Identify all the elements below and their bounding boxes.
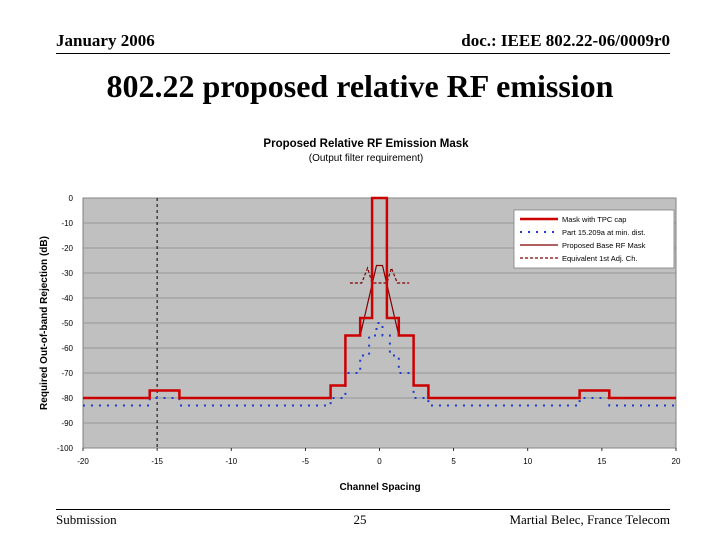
- legend-label: Proposed Base RF Mask: [562, 241, 646, 250]
- chart-subtitle: (Output filter requirement): [309, 153, 424, 164]
- header-doc-id: doc.: IEEE 802.22-06/0009r0: [461, 31, 670, 50]
- x-tick-label: -15: [151, 457, 163, 466]
- x-tick-label: 10: [523, 457, 532, 466]
- footer-author: Martial Belec, France Telecom: [509, 512, 670, 527]
- x-tick-label: -20: [77, 457, 89, 466]
- y-tick-label: -10: [61, 219, 73, 228]
- y-tick-label: -30: [61, 269, 73, 278]
- y-tick-label: -50: [61, 319, 73, 328]
- y-tick-label: -100: [57, 444, 74, 453]
- y-tick-label: -80: [61, 394, 73, 403]
- slide-title: 802.22 proposed relative RF emission: [106, 68, 614, 104]
- x-tick-label: -10: [225, 457, 237, 466]
- header-date: January 2006: [56, 31, 155, 50]
- x-tick-label: -5: [302, 457, 310, 466]
- series-line-proposed-base-rf-mask: [359, 264, 400, 336]
- x-tick-label: 15: [597, 457, 606, 466]
- legend-label: Part 15.209a at min. dist.: [562, 228, 645, 237]
- y-axis-label: Required Out-of-band Rejection (dB): [39, 236, 50, 410]
- x-tick-label: 20: [672, 457, 681, 466]
- x-axis-label: Channel Spacing: [339, 482, 420, 493]
- legend-label: Mask with TPC cap: [562, 215, 626, 224]
- y-tick-label: -60: [61, 344, 73, 353]
- y-tick-label: 0: [69, 194, 74, 203]
- y-tick-label: -20: [61, 244, 73, 253]
- legend-label: Equivalent 1st Adj. Ch.: [562, 254, 637, 263]
- y-tick-label: -90: [61, 419, 73, 428]
- footer-page-number: 25: [353, 512, 367, 527]
- chart-title: Proposed Relative RF Emission Mask: [263, 138, 469, 150]
- series-line-part-15-209a-at-min-dist: [83, 322, 676, 407]
- y-tick-label: -40: [61, 294, 73, 303]
- x-tick-label: 5: [451, 457, 456, 466]
- footer-submission: Submission: [56, 512, 117, 527]
- series-line-equivalent-1st-adj-ch: [349, 266, 410, 284]
- header-divider: [56, 53, 670, 54]
- x-tick-label: 0: [377, 457, 382, 466]
- footer-divider: [56, 509, 670, 510]
- y-tick-label: -70: [61, 369, 73, 378]
- series-line-mask-with-tpc-cap: [83, 196, 676, 400]
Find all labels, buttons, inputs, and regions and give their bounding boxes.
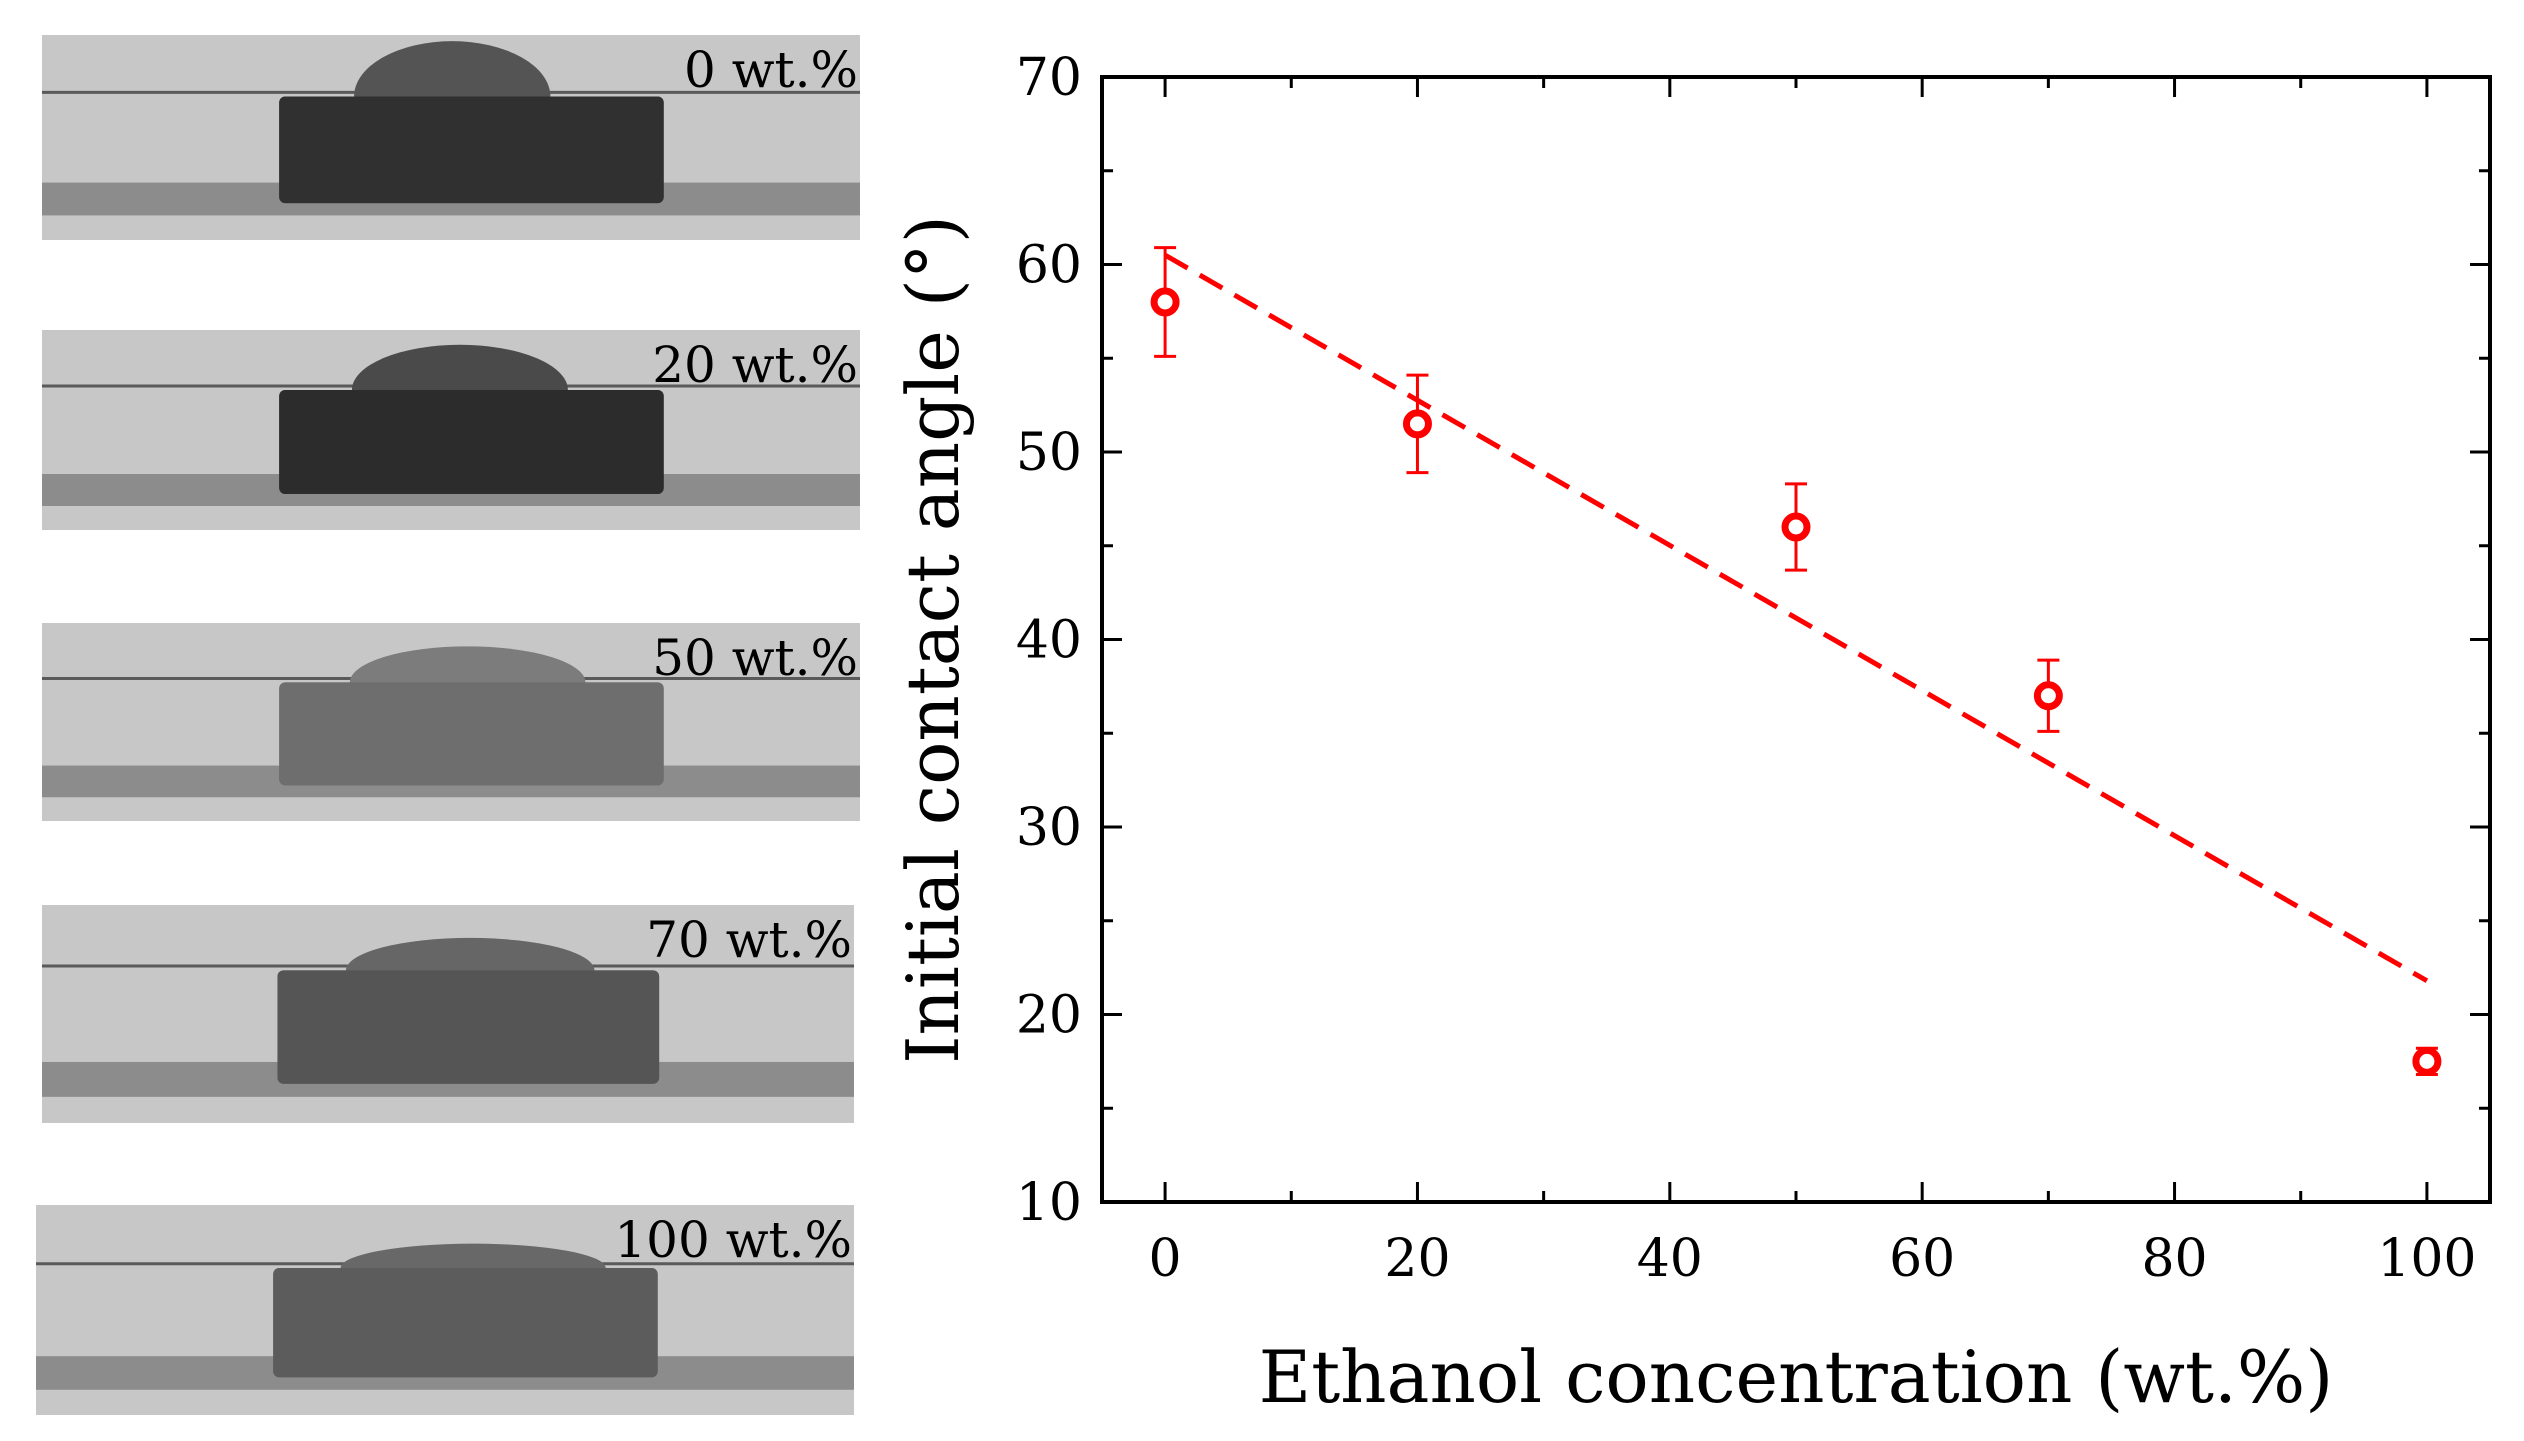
droplet-photo-50: 50 wt.% — [42, 623, 860, 821]
droplet-photo-70: 70 wt.% — [42, 905, 854, 1123]
photo-label: 0 wt.% — [684, 41, 858, 99]
x-tick-label: 60 — [1889, 1229, 1955, 1289]
droplet-photo-100: 100 wt.% — [36, 1205, 854, 1415]
photo-label: 70 wt.% — [646, 911, 852, 969]
substrate-block-front — [279, 96, 664, 204]
y-tick-label: 20 — [1016, 986, 1082, 1046]
x-tick-label: 20 — [1384, 1229, 1450, 1289]
droplet-photo-20: 20 wt.% — [42, 330, 860, 530]
plot-frame — [1100, 75, 2492, 1204]
x-tick-label: 100 — [2377, 1229, 2476, 1289]
data-point — [1150, 287, 1180, 317]
x-tick-label: 80 — [2141, 1229, 2207, 1289]
x-tick-label: 0 — [1149, 1229, 1182, 1289]
photo-label: 50 wt.% — [652, 629, 858, 687]
y-tick-label: 70 — [1016, 48, 1082, 108]
x-tick-label: 40 — [1637, 1229, 1703, 1289]
y-tick-label: 60 — [1016, 236, 1082, 296]
droplet-photo-0: 0 wt.% — [42, 35, 860, 240]
contact-angle-chart: 0 20 40 60 80 100 10 20 30 40 50 60 70 Ethanol conc… — [891, 48, 2492, 1419]
y-axis-title: Initial contact angle (°) — [891, 215, 975, 1064]
axis-ticks — [1102, 75, 2490, 1204]
fit-line — [1163, 252, 2429, 983]
data-point — [1781, 512, 1811, 542]
photo-label: 20 wt.% — [652, 336, 858, 394]
photo-label: 100 wt.% — [614, 1211, 852, 1269]
droplet-photo-panel: 0 wt.% 20 wt.% 50 wt.% 70 wt.% 100 wt.% — [36, 35, 860, 1415]
data-points — [1150, 246, 2442, 1076]
substrate-block-front — [277, 970, 660, 1084]
x-tick-labels: 0 20 40 60 80 100 — [1149, 1229, 2477, 1289]
substrate-block-front — [273, 1268, 658, 1378]
y-tick-label: 40 — [1016, 611, 1082, 671]
x-axis-title: Ethanol concentration (wt.%) — [1259, 1335, 2334, 1419]
y-tick-label: 10 — [1016, 1173, 1082, 1233]
data-point — [2412, 1046, 2442, 1076]
y-tick-labels: 10 20 30 40 50 60 70 — [1016, 48, 1082, 1233]
y-tick-label: 50 — [1016, 423, 1082, 483]
y-tick-label: 30 — [1016, 798, 1082, 858]
data-point — [1402, 409, 1432, 439]
data-point — [2033, 681, 2063, 711]
substrate-block-front — [279, 390, 664, 494]
substrate-block-front — [279, 682, 664, 786]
◆ ◆ ◆ ◆
_Task details_
Reproduce the material verbatim, beginning with the line that contains "- legend-label: Proposed" and continuing through the line that contains "- legend-label: Part", with both of those lines included.

_Response to this exercise_
- legend-label: Proposed Base RF Mask: [562, 241, 646, 250]
- chart-subtitle: (Output filter requirement): [309, 153, 424, 164]
- header-doc-id: doc.: IEEE 802.22-06/0009r0: [461, 31, 670, 50]
- x-tick-label: -15: [151, 457, 163, 466]
- x-tick-label: 10: [523, 457, 532, 466]
- footer-author: Martial Belec, France Telecom: [509, 512, 670, 527]
- x-tick-label: -20: [77, 457, 89, 466]
- y-tick-label: -10: [61, 219, 73, 228]
- y-tick-label: -30: [61, 269, 73, 278]
- y-tick-label: -50: [61, 319, 73, 328]
- y-tick-label: -100: [57, 444, 74, 453]
- y-tick-label: -80: [61, 394, 73, 403]
- slide-title: 802.22 proposed relative RF emission: [106, 68, 614, 104]
- x-tick-label: -10: [225, 457, 237, 466]
- header-date: January 2006: [56, 31, 155, 50]
- x-tick-label: -5: [302, 457, 310, 466]
- series-line-proposed-base-rf-mask: [359, 264, 400, 336]
- x-tick-label: 15: [597, 457, 606, 466]
- legend-label: Part 15.209a at min. dist.: [562, 228, 645, 237]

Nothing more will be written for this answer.